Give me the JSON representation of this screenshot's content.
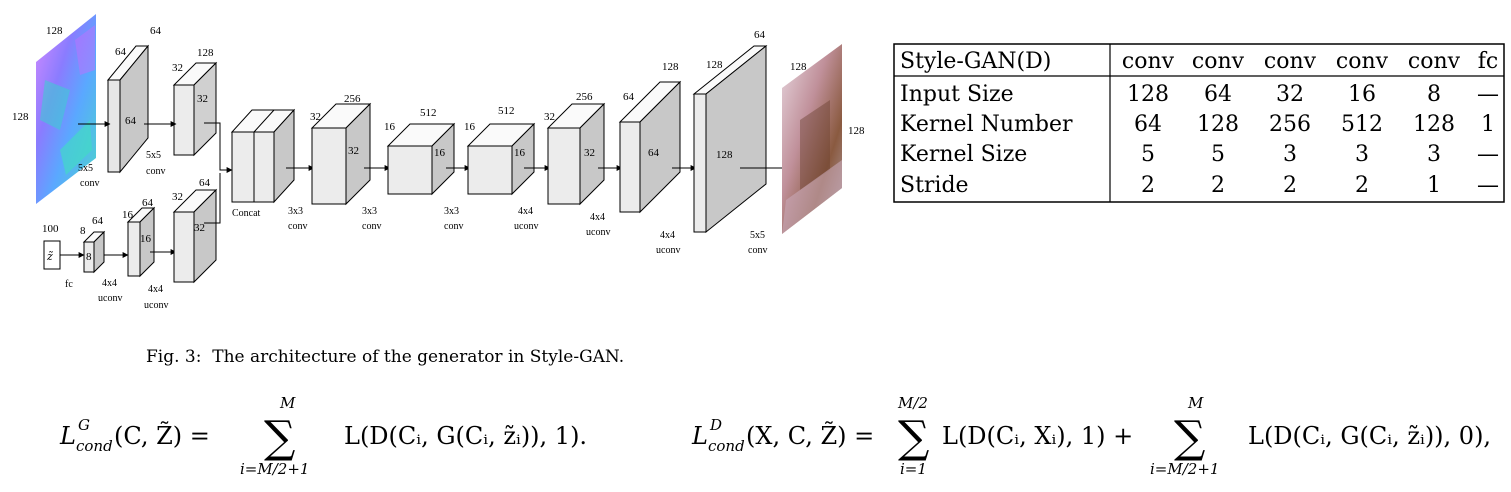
{
  "figure": {
    "caption": "Fig. 3:  The architecture of the generator in Style-GAN.",
    "network": {
      "normal_map": {
        "height_label": "128",
        "width_label": "128"
      },
      "z_input": {
        "symbol": "z̃",
        "size_label": "100",
        "op": "fc"
      },
      "blocks": {
        "b1": {
          "depth": "64",
          "size": "64",
          "side": "64"
        },
        "b2": {
          "depth": "128",
          "size": "32",
          "side": "32"
        },
        "z8": {
          "depth": "64",
          "size": "8",
          "side": "8"
        },
        "z16": {
          "depth": "64",
          "size": "16",
          "side": "16"
        },
        "z32": {
          "depth": "64",
          "size": "32",
          "side": "32"
        },
        "c1": {
          "depth": "256",
          "size": "32",
          "side": "32"
        },
        "c2": {
          "depth": "512",
          "size": "16",
          "side": "16"
        },
        "c3": {
          "depth": "512",
          "size": "16",
          "side": "16"
        },
        "u1": {
          "depth": "256",
          "size": "32",
          "side": "32"
        },
        "u2": {
          "depth": "128",
          "size": "64",
          "side": "64"
        },
        "u3": {
          "depth": "64",
          "size": "128",
          "side": "128"
        }
      },
      "ops": {
        "o1": {
          "k": "5x5",
          "t": "conv"
        },
        "o2": {
          "k": "5x5",
          "t": "conv"
        },
        "oz1": {
          "k": "4x4",
          "t": "uconv"
        },
        "oz2": {
          "k": "4x4",
          "t": "uconv"
        },
        "concat": "Concat",
        "o3": {
          "k": "3x3",
          "t": "conv"
        },
        "o4": {
          "k": "3x3",
          "t": "conv"
        },
        "o5": {
          "k": "3x3",
          "t": "conv"
        },
        "o6": {
          "k": "4x4",
          "t": "uconv"
        },
        "o7": {
          "k": "4x4",
          "t": "uconv"
        },
        "o8": {
          "k": "4x4",
          "t": "uconv"
        },
        "o9": {
          "k": "5x5",
          "t": "conv"
        }
      },
      "output_image": {
        "height_label": "128",
        "width_label": "128"
      }
    }
  },
  "table": {
    "header": [
      "Style-GAN(D)",
      "conv",
      "conv",
      "conv",
      "conv",
      "conv",
      "fc"
    ],
    "rows": [
      [
        "Input Size",
        "128",
        "64",
        "32",
        "16",
        "8",
        "—"
      ],
      [
        "Kernel Number",
        "64",
        "128",
        "256",
        "512",
        "128",
        "1"
      ],
      [
        "Kernel Size",
        "5",
        "5",
        "3",
        "3",
        "3",
        "—"
      ],
      [
        "Stride",
        "2",
        "2",
        "2",
        "2",
        "1",
        "—"
      ]
    ]
  },
  "equations": {
    "eq1": {
      "lhs": "L",
      "lhs_sup": "G",
      "lhs_sub": "cond",
      "lhs_args": "(C, Z̃) =",
      "sum_top": "M",
      "sum_bottom": "i=M/2+1",
      "body": "L(D(Cᵢ, G(Cᵢ, z̃ᵢ)), 1)."
    },
    "eq2": {
      "lhs": "L",
      "lhs_sup": "D",
      "lhs_sub": "cond",
      "lhs_args": "(X, C, Z̃) =",
      "sum1_top": "M/2",
      "sum1_bottom": "i=1",
      "body1": "L(D(Cᵢ, Xᵢ), 1) +",
      "sum2_top": "M",
      "sum2_bottom": "i=M/2+1",
      "body2": "L(D(Cᵢ, G(Cᵢ, z̃ᵢ)), 0),"
    }
  }
}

^^^^

• Given request: List each line of the records that holds the string "Style".

• Task answer:
    "caption": "Fig. 3:  The architecture of the generator in Style-GAN.",
      "Style-GAN(D)",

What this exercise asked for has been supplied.